- [Task prompt] Recast all of the material below as a JSON list of strings, with one string per line. Omit blank lines and leave the pictures out.
— START OF Data supplied —
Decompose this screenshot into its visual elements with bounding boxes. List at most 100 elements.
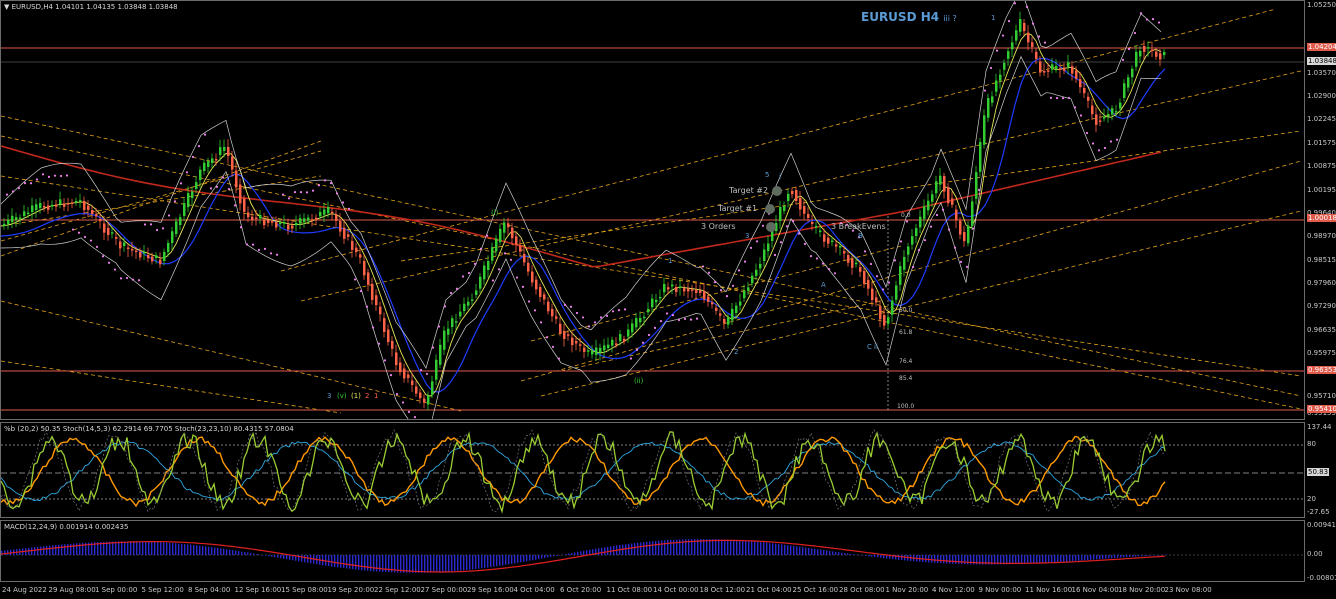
macd-histogram-bar [1135, 555, 1137, 557]
candle-body [943, 176, 946, 192]
macd-histogram-bar [796, 546, 798, 555]
price-chart-canvas[interactable] [1, 1, 1305, 420]
candle-body [163, 251, 166, 261]
candle-body [559, 323, 562, 334]
macd-histogram-bar [835, 551, 837, 555]
candle-body [675, 287, 678, 293]
macd-histogram-bar [205, 546, 207, 555]
macd-histogram-bar [199, 545, 201, 555]
candle-body [1059, 68, 1062, 71]
time-tick: 8 Sep 04:00 [188, 586, 231, 594]
candle-body [727, 317, 730, 325]
parabolic-sar-dot [299, 191, 303, 194]
macd-histogram-bar [967, 555, 969, 565]
stochastic-canvas[interactable] [1, 423, 1305, 518]
macd-histogram-bar [571, 552, 573, 555]
parabolic-sar-dot [125, 276, 129, 280]
breakeven-label: 3 BreakEvens [831, 222, 886, 231]
candle-body [295, 222, 298, 226]
candle-body [1151, 49, 1154, 52]
parabolic-sar-dot [527, 300, 531, 303]
parabolic-sar-dot [611, 310, 615, 313]
candle-body [423, 398, 426, 403]
parabolic-sar-dot [1115, 138, 1119, 141]
stochastic-pane[interactable]: %b (20,2) 50.35 Stoch(14,5,3) 62.2914 69… [0, 422, 1305, 518]
candle-body [1103, 116, 1106, 119]
candle-body [7, 219, 10, 224]
parabolic-sar-dot [65, 174, 69, 177]
macd-histogram-bar [1099, 555, 1101, 560]
macd-histogram-bar [112, 541, 114, 555]
time-axis[interactable]: 24 Aug 2022 29 Aug 08:00 1 Sep 00:00 5 Sep … [0, 584, 1305, 599]
macd-histogram-bar [445, 555, 447, 572]
macd-histogram-bar [802, 547, 804, 555]
macd-histogram-bar [475, 555, 477, 570]
candle-body [1135, 51, 1138, 67]
parabolic-sar-dot [635, 348, 639, 351]
macd-pane[interactable]: MACD(12,24,9) 0.001914 0.002435 [0, 520, 1305, 582]
macd-histogram-bar [76, 543, 78, 555]
parabolic-sar-dot [689, 318, 693, 321]
chart-title-suffix: iii ? [943, 14, 957, 23]
macd-histogram-bar [778, 544, 780, 555]
candle-body [431, 381, 434, 395]
parabolic-sar-dot [467, 271, 471, 275]
parabolic-sar-dot [353, 278, 357, 281]
macd-histogram-bar [841, 552, 843, 555]
candle-body [47, 205, 50, 210]
macd-histogram-bar [469, 555, 471, 570]
macd-histogram-bar [70, 543, 72, 555]
macd-histogram-bar [154, 542, 156, 555]
candle-body [147, 255, 150, 259]
candle-body [107, 228, 110, 235]
stochastic-header: %b (20,2) 50.35 Stoch(14,5,3) 62.2914 69… [4, 425, 294, 433]
candle-body [15, 217, 18, 220]
target-marker [765, 204, 775, 214]
parabolic-sar-dot [1121, 58, 1125, 61]
macd-histogram-bar [847, 553, 849, 555]
parabolic-sar-dot [407, 410, 411, 413]
fib-trend-line [530, 245, 902, 342]
candle-body [215, 159, 218, 161]
macd-canvas[interactable] [1, 521, 1305, 582]
parabolic-sar-dot [221, 176, 225, 179]
parabolic-sar-dot [1043, 41, 1047, 44]
price-chart-pane[interactable]: ▼ EURUSD,H4 1.04101 1.04135 1.03848 1.03… [0, 0, 1305, 420]
macd-histogram-bar [523, 555, 525, 562]
macd-histogram-bar [1120, 555, 1122, 558]
macd-histogram-bar [1096, 555, 1098, 560]
macd-histogram-bar [670, 539, 672, 555]
candle-body [451, 318, 454, 327]
parabolic-sar-dot [713, 281, 717, 284]
macd-histogram-bar [202, 546, 204, 555]
candle-body [639, 317, 642, 323]
macd-histogram-bar [574, 552, 576, 555]
macd-histogram-bar [160, 542, 162, 555]
macd-histogram-bar [439, 555, 441, 573]
macd-histogram-bar [883, 555, 885, 559]
price-tick: 0.95975 [1307, 349, 1336, 357]
candle-body [563, 331, 566, 339]
macd-histogram-bar [1165, 554, 1167, 555]
candle-body [851, 259, 854, 268]
price-axis[interactable]: 1.05250 1.04230 1.03570 1.02900 1.02245 … [1305, 0, 1336, 420]
candle-body [779, 206, 782, 221]
candle-body [1087, 96, 1090, 101]
fib-level-50: 50.0 [899, 307, 913, 314]
macd-histogram-bar [34, 547, 36, 555]
macd-histogram-bar [253, 553, 255, 555]
parabolic-sar-dot [77, 231, 81, 234]
parabolic-sar-dot [515, 276, 519, 279]
candle-body [151, 256, 154, 262]
fib-trend-line [1, 175, 1302, 377]
candle-body [739, 301, 742, 306]
macd-histogram-bar [259, 554, 261, 556]
parabolic-sar-dot [275, 253, 279, 256]
chart-title: EURUSD H4 iii ? [861, 10, 957, 24]
candle-body [887, 317, 890, 324]
macd-histogram-bar [865, 555, 867, 556]
macd-histogram-bar [133, 541, 135, 555]
candle-body [1031, 42, 1034, 47]
macd-histogram-bar [226, 549, 228, 555]
candle-body [1107, 114, 1110, 117]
— END OF Data supplied —
- [Response to the exercise]
[
  "Decompose this screenshot into its visual elements with bounding boxes. List at most 100 elements.",
  "macd-histogram-bar [1135, 555, 1137, 557]",
  "candle-body [943, 176, 946, 192]",
  "macd-histogram-bar [796, 546, 798, 555]",
  "price-chart-canvas[interactable] [1, 1, 1305, 420]",
  "candle-body [163, 251, 166, 261]",
  "candle-body [559, 323, 562, 334]",
  "macd-histogram-bar [835, 551, 837, 555]",
  "candle-body [675, 287, 678, 293]",
  "macd-histogram-bar [205, 546, 207, 555]",
  "macd-histogram-bar [199, 545, 201, 555]",
  "candle-body [1059, 68, 1062, 71]",
  "time-tick: 8 Sep 04:00 [188, 586, 231, 594]",
  "candle-body [727, 317, 730, 325]",
  "parabolic-sar-dot [299, 191, 303, 194]",
  "macd-histogram-bar [967, 555, 969, 565]",
  "stochastic-canvas[interactable] [1, 423, 1305, 518]",
  "macd-histogram-bar [571, 552, 573, 555]",
  "parabolic-sar-dot [125, 276, 129, 280]",
  "breakeven-label: 3 BreakEvens [831, 222, 886, 231]",
  "candle-body [295, 222, 298, 226]",
  "candle-body [1151, 49, 1154, 52]",
  "parabolic-sar-dot [527, 300, 531, 303]",
  "parabolic-sar-dot [611, 310, 615, 313]",
  "candle-body [423, 398, 426, 403]",
  "parabolic-sar-dot [1115, 138, 1119, 141]",
  "stochastic-pane[interactable]: %b (20,2) 50.35 Stoch(14,5,3) 62.2914 69… [0, 422, 1305, 518]",
  "candle-body [1103, 116, 1106, 119]",
  "candle-body [7, 219, 10, 224]",
  "parabolic-sar-dot [65, 174, 69, 177]",
  "macd-histogram-bar [1099, 555, 1101, 560]",
  "macd-histogram-bar [112, 541, 114, 555]",
  "time-axis[interactable]: 24 Aug 2022 29 Aug 08:00 1 Sep 00:00 5 Sep … [0, 584, 1305, 599]",
  "macd-histogram-bar [445, 555, 447, 572]",
  "macd-histogram-bar [802, 547, 804, 555]",
  "macd-histogram-bar [475, 555, 477, 570]",
  "candle-body [1135, 51, 1138, 67]",
  "parabolic-sar-dot [635, 348, 639, 351]",
  "macd-pane[interactable]: MACD(12,24,9) 0.001914 0.002435 [0, 520, 1305, 582]",
  "macd-histogram-bar [76, 543, 78, 555]",
  "parabolic-sar-dot [689, 318, 693, 321]",
  "chart-title-suffix: iii ? [943, 14, 957, 23]",
  "macd-histogram-bar [778, 544, 780, 555]",
  "candle-body [431, 381, 434, 395]",
  "parabolic-sar-dot [467, 271, 471, 275]",
  "parabolic-sar-dot [353, 278, 357, 281]",
  "macd-histogram-bar [841, 552, 843, 555]",
  "candle-body [47, 205, 50, 210]",
  "macd-histogram-bar [469, 555, 471, 570]",
  "macd-histogram-bar [70, 543, 72, 555]",
  "macd-histogram-bar [154, 542, 156, 555]",
  "candle-body [147, 255, 150, 259]",
  "candle-body [107, 228, 110, 235]",
  "stochastic-header: %b (20,2) 50.35 Stoch(14,5,3) 62.2914 69… [4, 425, 294, 433]",
  "candle-body [15, 217, 18, 220]",
  "target-marker [765, 204, 775, 214]",
  "parabolic-sar-dot [1121, 58, 1125, 61]",
  "macd-histogram-bar [847, 553, 849, 555]",
  "parabolic-sar-dot [407, 410, 411, 413]",
  "fib-trend-line [530, 245, 902, 342]",
  "candle-body [215, 159, 218, 161]",
  "macd-canvas[interactable] [1, 521, 1305, 582]",
  "parabolic-sar-dot [221, 176, 225, 179]",
  "parabolic-sar-dot [1043, 41, 1047, 44]",
  "price-chart-pane[interactable]: ▼ EURUSD,H4 1.04101 1.04135 1.03848 1.03… [0, 0, 1305, 420]",
  "macd-histogram-bar [523, 555, 525, 562]",
  "macd-histogram-bar [1120, 555, 1122, 558]",
  "macd-histogram-bar [1096, 555, 1098, 560]",
  "macd-histogram-bar [670, 539, 672, 555]",
  "candle-body [451, 318, 454, 327]",
  "parabolic-sar-dot [713, 281, 717, 284]",
  "macd-histogram-bar [202, 546, 204, 555]",
  "candle-body [639, 317, 642, 323]",
  "macd-histogram-bar [574, 552, 576, 555]",
  "macd-histogram-bar [160, 542, 162, 555]",
  "macd-histogram-bar [439, 555, 441, 573]",
  "macd-histogram-bar [883, 555, 885, 559]",
  "price-tick: 0.95975 [1307, 349, 1336, 357]",
  "candle-body [563, 331, 566, 339]",
  "macd-histogram-bar [1165, 554, 1167, 555]",
  "candle-body [851, 259, 854, 268]",
  "price-axis[interactable]: 1.05250 1.04230 1.03570 1.02900 1.02245 … [1305, 0, 1336, 420]",
  "candle-body [779, 206, 782, 221]",
  "candle-body [1087, 96, 1090, 101]",
  "fib-level-50: 50.0 [899, 307, 913, 314]",
  "macd-histogram-bar [34, 547, 36, 555]",
  "macd-histogram-bar [253, 553, 255, 555]",
  "parabolic-sar-dot [77, 231, 81, 234]",
  "parabolic-sar-dot [515, 276, 519, 279]",
  "candle-body [151, 256, 154, 262]",
  "fib-trend-line [1, 175, 1302, 377]",
  "candle-body [739, 301, 742, 306]",
  "macd-histogram-bar [259, 554, 261, 556]",
  "parabolic-sar-dot [275, 253, 279, 256]",
  "chart-title: EURUSD H4 iii ? [861, 10, 957, 24]",
  "candle-body [887, 317, 890, 324]",
  "macd-histogram-bar [865, 555, 867, 556]",
  "macd-histogram-bar [133, 541, 135, 555]",
  "candle-body [1031, 42, 1034, 47]",
  "macd-histogram-bar [226, 549, 228, 555]",
  "candle-body [1107, 114, 1110, 117]"
]